Job >>
Reproduce all records exactly.

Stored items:
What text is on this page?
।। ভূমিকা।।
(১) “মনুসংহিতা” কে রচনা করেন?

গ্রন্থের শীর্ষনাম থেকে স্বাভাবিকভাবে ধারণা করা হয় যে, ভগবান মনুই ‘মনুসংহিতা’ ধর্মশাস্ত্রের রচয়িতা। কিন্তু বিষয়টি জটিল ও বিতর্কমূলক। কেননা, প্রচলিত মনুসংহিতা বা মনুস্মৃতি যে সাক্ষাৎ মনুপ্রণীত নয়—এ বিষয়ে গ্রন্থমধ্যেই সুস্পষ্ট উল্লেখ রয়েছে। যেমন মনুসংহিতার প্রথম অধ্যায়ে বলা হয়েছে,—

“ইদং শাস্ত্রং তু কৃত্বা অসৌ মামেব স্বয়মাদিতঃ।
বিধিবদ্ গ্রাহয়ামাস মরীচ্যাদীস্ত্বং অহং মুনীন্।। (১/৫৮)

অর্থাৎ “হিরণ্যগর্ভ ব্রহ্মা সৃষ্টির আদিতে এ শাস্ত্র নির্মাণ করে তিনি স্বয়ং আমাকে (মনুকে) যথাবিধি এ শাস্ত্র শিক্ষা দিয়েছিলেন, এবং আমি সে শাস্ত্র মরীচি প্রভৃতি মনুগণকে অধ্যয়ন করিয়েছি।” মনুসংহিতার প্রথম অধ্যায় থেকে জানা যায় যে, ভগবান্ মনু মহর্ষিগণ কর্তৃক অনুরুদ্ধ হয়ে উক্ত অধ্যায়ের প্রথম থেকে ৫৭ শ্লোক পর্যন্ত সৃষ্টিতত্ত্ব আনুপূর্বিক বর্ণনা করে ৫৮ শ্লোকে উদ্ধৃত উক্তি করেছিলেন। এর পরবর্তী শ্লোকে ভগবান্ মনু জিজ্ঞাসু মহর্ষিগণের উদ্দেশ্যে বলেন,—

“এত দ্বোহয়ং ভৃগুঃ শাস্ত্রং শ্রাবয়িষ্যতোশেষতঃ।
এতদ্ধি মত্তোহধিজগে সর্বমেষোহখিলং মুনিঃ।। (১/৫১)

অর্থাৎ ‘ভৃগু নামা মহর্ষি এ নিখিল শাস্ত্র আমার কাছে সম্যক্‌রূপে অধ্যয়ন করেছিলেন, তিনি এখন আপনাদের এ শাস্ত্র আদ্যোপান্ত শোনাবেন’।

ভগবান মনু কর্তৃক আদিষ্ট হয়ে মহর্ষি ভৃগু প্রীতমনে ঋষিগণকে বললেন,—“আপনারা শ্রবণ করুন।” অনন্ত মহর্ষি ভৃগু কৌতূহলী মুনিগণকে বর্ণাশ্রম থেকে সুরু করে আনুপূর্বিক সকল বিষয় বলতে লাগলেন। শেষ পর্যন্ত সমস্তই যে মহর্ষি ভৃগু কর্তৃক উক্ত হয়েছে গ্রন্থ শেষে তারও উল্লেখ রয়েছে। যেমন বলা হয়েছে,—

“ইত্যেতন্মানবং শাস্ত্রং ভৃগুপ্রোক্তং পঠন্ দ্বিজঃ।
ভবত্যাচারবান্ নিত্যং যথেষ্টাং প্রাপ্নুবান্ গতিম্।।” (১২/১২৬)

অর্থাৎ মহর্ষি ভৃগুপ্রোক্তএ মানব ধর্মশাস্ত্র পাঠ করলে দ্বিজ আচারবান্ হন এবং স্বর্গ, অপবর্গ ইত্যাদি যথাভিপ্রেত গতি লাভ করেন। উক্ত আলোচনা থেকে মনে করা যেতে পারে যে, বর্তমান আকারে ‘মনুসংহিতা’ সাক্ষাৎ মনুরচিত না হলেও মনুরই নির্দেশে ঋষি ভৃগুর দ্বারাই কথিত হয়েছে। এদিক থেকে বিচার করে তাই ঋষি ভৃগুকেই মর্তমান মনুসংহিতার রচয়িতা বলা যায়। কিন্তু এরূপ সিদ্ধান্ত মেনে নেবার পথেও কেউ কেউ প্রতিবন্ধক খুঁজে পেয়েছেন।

Answer to the problem >>
What text is on this page?
।। ভূমিকা।।
(১) “মনুসংহিতা” কে রচনা করেন?

গ্রন্থের শীর্ষনাম থেকে স্বাভাবিকভাবে ধারণা করা হয় যে, ভগবান মনুই ‘মনুসংহিতা’ ধর্মশাস্ত্রের রচয়িতা। কিন্তু বিষয়টি জটিল ও বিতর্কমূলক। কেননা, প্রচলিত মনুসংহিতা বা মনুস্মৃতি যে সাক্ষাৎ মনুপ্রণীত নয়—এ বিষয়ে গ্রন্থমধ্যেই সুস্পষ্ট উল্লেখ রয়েছে। যেমন মনুসংহিতার প্রথম অধ্যায়ে বলা হয়েছে,—

“ইদং শাস্ত্রং তু কৃত্বা অসৌ মামেব স্বয়মাদিতঃ।
বিধিবদ্ গ্রাহয়ামাস মরীচ্যাদীস্ত্বং অহং মুনীন্।। (১/৫৮)

অর্থাৎ “হিরণ্যগর্ভ ব্রহ্মা সৃষ্টির আদিতে এ শাস্ত্র নির্মাণ করে তিনি স্বয়ং আমাকে (মনুকে) যথাবিধি এ শাস্ত্র শিক্ষা দিয়েছিলেন, এবং আমি সে শাস্ত্র মরীচি প্রভৃতি মনুগণকে অধ্যয়ন করিয়েছি।” মনুসংহিতার প্রথম অধ্যায় থেকে জানা যায় যে, ভগবান্ মনু মহর্ষিগণ কর্তৃক অনুরুদ্ধ হয়ে উক্ত অধ্যায়ের প্রথম থেকে ৫৭ শ্লোক পর্যন্ত সৃষ্টিতত্ত্ব আনুপূর্বিক বর্ণনা করে ৫৮ শ্লোকে উদ্ধৃত উক্তি করেছিলেন। এর পরবর্তী শ্লোকে ভগবান্ মনু জিজ্ঞাসু মহর্ষিগণের উদ্দেশ্যে বলেন,—

“এত দ্বোহয়ং ভৃগুঃ শাস্ত্রং শ্রাবয়িষ্যতোশেষতঃ।
এতদ্ধি মত্তোহধিজগে সর্বমেষোহখিলং মুনিঃ।। (১/৫১)

অর্থাৎ ‘ভৃগু নামা মহর্ষি এ নিখিল শাস্ত্র আমার কাছে সম্যক্‌রূপে অধ্যয়ন করেছিলেন, তিনি এখন আপনাদের এ শাস্ত্র আদ্যোপান্ত শোনাবেন’।

ভগবান মনু কর্তৃক আদিষ্ট হয়ে মহর্ষি ভৃগু প্রীতমনে ঋষিগণকে বললেন,—“আপনারা শ্রবণ করুন।” অনন্ত মহর্ষি ভৃগু কৌতূহলী মুনিগণকে বর্ণাশ্রম থেকে সুরু করে আনুপূর্বিক সকল বিষয় বলতে লাগলেন। শেষ পর্যন্ত সমস্তই যে মহর্ষি ভৃগু কর্তৃক উক্ত হয়েছে গ্রন্থ শেষে তারও উল্লেখ রয়েছে। যেমন বলা হয়েছে,—

“ইত্যেতন্মানবং শাস্ত্রং ভৃগুপ্রোক্তং পঠন্ দ্বিজঃ।
ভবত্যাচারবান্ নিত্যং যথেষ্টাং প্রাপ্নুবান্ গতিম্।।” (১২/১২৬)

অর্থাৎ মহর্ষি ভৃগুপ্রোক্তএ মানব ধর্মশাস্ত্র পাঠ করলে দ্বিজ আচারবান্ হন এবং স্বর্গ, অপবর্গ ইত্যাদি যথাভিপ্রেত গতি লাভ করেন। উক্ত আলোচনা থেকে মনে করা যেতে পারে যে, বর্তমান আকারে ‘মনুসংহিতা’ সাক্ষাৎ মনুরচিত না হলেও মনুরই নির্দেশে ঋষি ভৃগুর দ্বারাই কথিত হয়েছে। এদিক থেকে বিচার করে তাই ঋষি ভৃগুকেই মর্তমান মনুসংহিতার রচয়িতা বলা যায়। কিন্তু এরূপ সিদ্ধান্ত মেনে নেবার পথেও কেউ কেউ প্রতিবন্ধক খুঁজে পেয়েছেন।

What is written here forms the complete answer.